# start of DATASET CONTENT

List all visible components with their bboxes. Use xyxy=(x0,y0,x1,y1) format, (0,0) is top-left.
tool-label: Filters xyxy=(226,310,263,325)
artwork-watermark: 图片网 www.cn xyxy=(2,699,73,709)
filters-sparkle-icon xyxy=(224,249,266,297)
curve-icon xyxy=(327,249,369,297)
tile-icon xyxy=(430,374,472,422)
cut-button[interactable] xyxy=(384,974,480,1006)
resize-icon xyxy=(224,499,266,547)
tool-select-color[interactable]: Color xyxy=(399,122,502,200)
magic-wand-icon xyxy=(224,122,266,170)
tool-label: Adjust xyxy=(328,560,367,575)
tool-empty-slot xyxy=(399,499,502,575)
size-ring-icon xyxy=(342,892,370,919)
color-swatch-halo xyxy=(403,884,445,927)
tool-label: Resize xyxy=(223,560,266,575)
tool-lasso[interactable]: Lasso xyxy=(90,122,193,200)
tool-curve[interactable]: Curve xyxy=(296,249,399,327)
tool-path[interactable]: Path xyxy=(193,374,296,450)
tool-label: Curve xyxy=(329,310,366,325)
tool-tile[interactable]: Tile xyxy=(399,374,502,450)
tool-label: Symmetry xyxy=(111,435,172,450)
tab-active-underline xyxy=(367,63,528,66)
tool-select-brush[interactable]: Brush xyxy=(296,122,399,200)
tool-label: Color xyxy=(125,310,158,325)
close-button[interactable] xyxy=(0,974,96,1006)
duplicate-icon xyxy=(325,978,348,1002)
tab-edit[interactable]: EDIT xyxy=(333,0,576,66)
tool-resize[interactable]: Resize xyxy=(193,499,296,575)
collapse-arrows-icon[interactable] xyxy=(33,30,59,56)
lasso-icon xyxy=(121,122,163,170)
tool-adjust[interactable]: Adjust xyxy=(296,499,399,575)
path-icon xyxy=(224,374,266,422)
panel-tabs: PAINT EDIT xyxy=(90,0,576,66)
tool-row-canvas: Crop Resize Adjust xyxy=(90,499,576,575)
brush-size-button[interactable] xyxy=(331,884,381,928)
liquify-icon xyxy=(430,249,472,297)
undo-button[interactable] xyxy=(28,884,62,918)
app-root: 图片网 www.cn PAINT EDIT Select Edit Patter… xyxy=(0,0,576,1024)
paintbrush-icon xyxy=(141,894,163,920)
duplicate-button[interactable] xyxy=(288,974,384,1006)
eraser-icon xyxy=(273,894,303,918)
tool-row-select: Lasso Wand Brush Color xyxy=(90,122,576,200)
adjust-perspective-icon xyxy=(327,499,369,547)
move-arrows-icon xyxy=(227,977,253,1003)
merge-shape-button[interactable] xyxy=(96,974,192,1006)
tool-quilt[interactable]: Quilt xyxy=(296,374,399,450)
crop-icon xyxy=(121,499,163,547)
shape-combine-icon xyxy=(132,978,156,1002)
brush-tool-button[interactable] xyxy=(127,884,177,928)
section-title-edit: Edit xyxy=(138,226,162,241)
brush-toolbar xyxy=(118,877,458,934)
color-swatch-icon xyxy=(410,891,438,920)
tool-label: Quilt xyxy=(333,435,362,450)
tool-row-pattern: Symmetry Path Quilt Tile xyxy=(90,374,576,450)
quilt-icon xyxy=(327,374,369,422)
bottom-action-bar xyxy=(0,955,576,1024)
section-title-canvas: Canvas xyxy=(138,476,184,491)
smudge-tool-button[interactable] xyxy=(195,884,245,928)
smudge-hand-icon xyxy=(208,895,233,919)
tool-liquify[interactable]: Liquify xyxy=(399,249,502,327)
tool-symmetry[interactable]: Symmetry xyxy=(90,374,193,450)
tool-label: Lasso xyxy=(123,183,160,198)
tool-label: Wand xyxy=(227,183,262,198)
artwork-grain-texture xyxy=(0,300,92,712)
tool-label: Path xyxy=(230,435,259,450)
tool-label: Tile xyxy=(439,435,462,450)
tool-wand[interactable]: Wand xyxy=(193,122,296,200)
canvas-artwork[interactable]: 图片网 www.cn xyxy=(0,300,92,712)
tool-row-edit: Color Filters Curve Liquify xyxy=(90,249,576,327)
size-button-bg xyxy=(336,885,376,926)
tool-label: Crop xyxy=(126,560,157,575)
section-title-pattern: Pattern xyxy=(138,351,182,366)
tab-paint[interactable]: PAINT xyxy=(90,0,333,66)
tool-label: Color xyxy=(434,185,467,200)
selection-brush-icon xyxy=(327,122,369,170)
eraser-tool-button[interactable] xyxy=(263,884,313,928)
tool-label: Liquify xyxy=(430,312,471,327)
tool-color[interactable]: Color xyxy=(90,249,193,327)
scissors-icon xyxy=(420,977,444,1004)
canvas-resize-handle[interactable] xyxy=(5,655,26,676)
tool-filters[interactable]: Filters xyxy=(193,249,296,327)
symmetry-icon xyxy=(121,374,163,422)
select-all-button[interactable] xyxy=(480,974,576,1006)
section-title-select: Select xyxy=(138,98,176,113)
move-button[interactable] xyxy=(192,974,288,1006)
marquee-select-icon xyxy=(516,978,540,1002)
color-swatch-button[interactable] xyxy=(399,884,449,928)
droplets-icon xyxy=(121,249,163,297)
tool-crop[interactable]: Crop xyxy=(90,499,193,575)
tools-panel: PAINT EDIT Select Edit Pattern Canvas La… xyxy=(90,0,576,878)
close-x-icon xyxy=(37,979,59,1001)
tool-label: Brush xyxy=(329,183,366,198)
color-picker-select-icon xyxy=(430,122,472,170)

# end of DATASET CONTENT

▶ _EXERCISE GOAL_: Could you reproduce the records word for word, from the very first line up to and including the line containing "tab-edit[interactable]: EDIT xyxy=(333,0,576,66)"?

▶ _FINAL RESULT_:
List all visible components with their bboxes. Use xyxy=(x0,y0,x1,y1) format, (0,0) is top-left.
tool-label: Filters xyxy=(226,310,263,325)
artwork-watermark: 图片网 www.cn xyxy=(2,699,73,709)
filters-sparkle-icon xyxy=(224,249,266,297)
curve-icon xyxy=(327,249,369,297)
tile-icon xyxy=(430,374,472,422)
cut-button[interactable] xyxy=(384,974,480,1006)
resize-icon xyxy=(224,499,266,547)
tool-select-color[interactable]: Color xyxy=(399,122,502,200)
magic-wand-icon xyxy=(224,122,266,170)
tool-label: Adjust xyxy=(328,560,367,575)
tool-empty-slot xyxy=(399,499,502,575)
size-ring-icon xyxy=(342,892,370,919)
color-swatch-halo xyxy=(403,884,445,927)
tool-label: Resize xyxy=(223,560,266,575)
tool-lasso[interactable]: Lasso xyxy=(90,122,193,200)
tool-curve[interactable]: Curve xyxy=(296,249,399,327)
tool-path[interactable]: Path xyxy=(193,374,296,450)
tool-label: Curve xyxy=(329,310,366,325)
tool-tile[interactable]: Tile xyxy=(399,374,502,450)
tool-label: Symmetry xyxy=(111,435,172,450)
tab-active-underline xyxy=(367,63,528,66)
tool-select-brush[interactable]: Brush xyxy=(296,122,399,200)
tool-label: Color xyxy=(125,310,158,325)
close-button[interactable] xyxy=(0,974,96,1006)
duplicate-icon xyxy=(325,978,348,1002)
tab-edit[interactable]: EDIT xyxy=(333,0,576,66)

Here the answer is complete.